[Begin INPUT RECORDS]
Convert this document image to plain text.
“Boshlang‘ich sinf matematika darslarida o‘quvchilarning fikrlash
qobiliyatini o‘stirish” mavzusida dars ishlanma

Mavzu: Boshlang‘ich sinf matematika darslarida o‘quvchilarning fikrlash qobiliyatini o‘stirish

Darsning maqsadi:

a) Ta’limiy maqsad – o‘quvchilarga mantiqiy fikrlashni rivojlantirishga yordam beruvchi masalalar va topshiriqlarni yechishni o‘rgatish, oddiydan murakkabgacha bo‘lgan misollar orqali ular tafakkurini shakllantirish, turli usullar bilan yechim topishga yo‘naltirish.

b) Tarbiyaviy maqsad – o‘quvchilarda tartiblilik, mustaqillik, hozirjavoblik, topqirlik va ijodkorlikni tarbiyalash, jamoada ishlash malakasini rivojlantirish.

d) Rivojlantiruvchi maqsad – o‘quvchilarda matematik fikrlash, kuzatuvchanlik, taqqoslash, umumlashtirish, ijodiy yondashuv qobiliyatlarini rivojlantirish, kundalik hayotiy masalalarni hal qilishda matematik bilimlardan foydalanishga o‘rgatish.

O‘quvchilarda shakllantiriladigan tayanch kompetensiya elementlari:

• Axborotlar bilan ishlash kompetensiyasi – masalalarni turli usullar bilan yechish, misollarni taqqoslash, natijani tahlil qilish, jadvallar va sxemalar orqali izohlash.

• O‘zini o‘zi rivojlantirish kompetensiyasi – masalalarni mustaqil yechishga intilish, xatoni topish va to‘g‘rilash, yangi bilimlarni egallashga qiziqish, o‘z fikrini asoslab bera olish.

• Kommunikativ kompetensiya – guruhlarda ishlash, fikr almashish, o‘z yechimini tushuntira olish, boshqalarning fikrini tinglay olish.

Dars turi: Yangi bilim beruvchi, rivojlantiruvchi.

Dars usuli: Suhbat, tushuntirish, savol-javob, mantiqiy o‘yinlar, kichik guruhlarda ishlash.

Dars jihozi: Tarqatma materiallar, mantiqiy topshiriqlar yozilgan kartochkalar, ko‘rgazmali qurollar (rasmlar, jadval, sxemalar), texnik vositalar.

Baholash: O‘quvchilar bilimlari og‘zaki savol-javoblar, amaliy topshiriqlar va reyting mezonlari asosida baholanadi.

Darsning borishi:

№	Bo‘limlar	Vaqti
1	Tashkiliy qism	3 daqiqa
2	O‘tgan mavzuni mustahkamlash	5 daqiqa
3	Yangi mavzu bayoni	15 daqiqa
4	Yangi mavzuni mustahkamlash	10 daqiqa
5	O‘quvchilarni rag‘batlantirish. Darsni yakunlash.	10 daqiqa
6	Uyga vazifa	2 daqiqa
[End INPUT RECORDS]
[Begin INPUT RECORDS]
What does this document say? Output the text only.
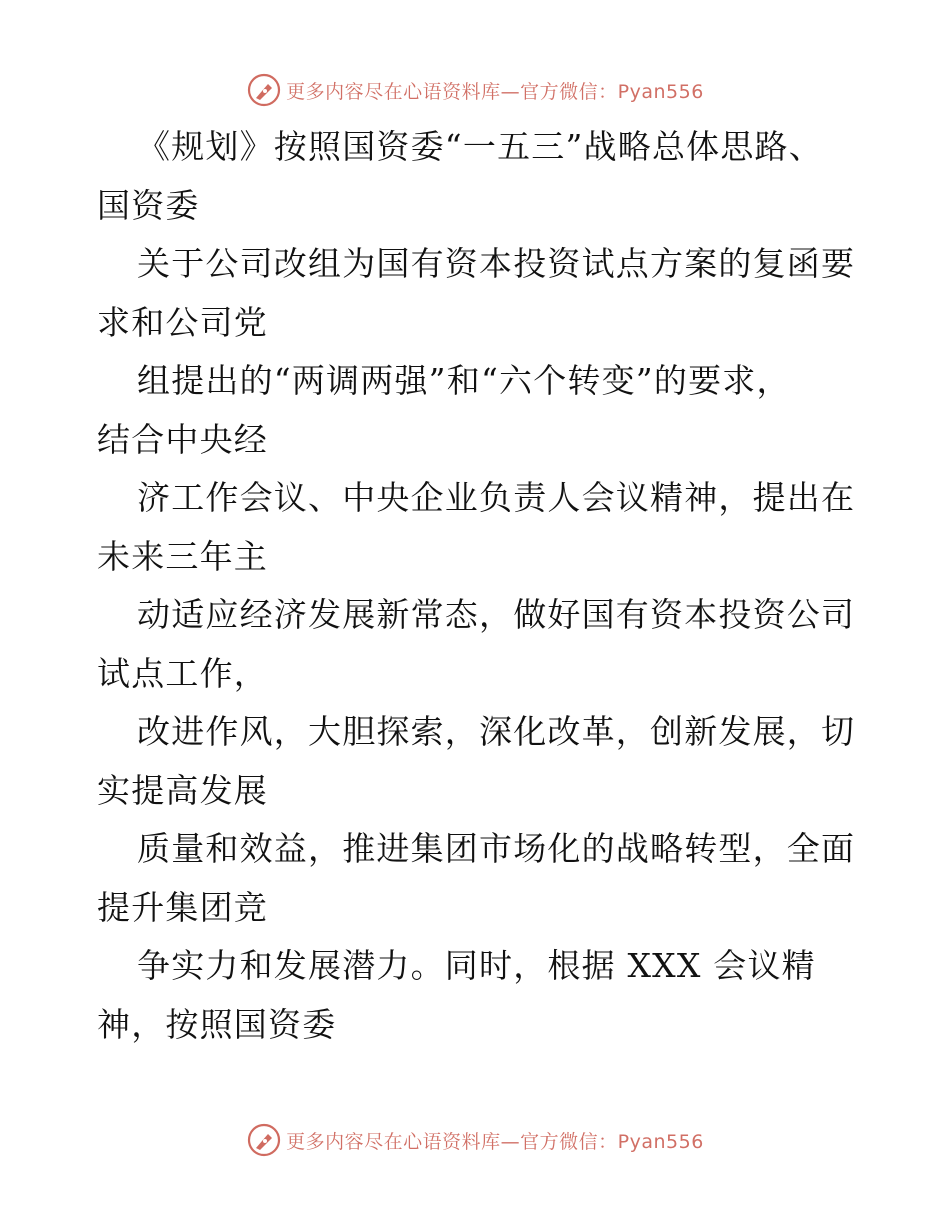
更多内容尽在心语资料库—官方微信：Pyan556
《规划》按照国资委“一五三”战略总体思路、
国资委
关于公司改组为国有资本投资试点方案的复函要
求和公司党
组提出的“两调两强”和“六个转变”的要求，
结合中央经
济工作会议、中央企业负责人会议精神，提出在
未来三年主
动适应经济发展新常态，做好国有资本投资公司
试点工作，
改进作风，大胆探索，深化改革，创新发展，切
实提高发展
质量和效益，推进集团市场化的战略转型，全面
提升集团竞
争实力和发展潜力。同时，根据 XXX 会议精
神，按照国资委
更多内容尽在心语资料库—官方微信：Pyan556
[End INPUT RECORDS]
**TASK**
Show, from the material above, each line that includes the string "olish".

**CORRECT OUTPUT**
• O‘zini o‘zi rivojlantirish kompetensiyasi – masalalarni mustaqil yechishga intilish, xatoni topish va to‘g‘rilash, yangi bilimlarni egallashga qiziqish, o‘z fikrini asoslab bera olish.
• Kommunikativ kompetensiya – guruhlarda ishlash, fikr almashish, o‘z yechimini tushuntira olish, boshqalarning fikrini tinglay olish.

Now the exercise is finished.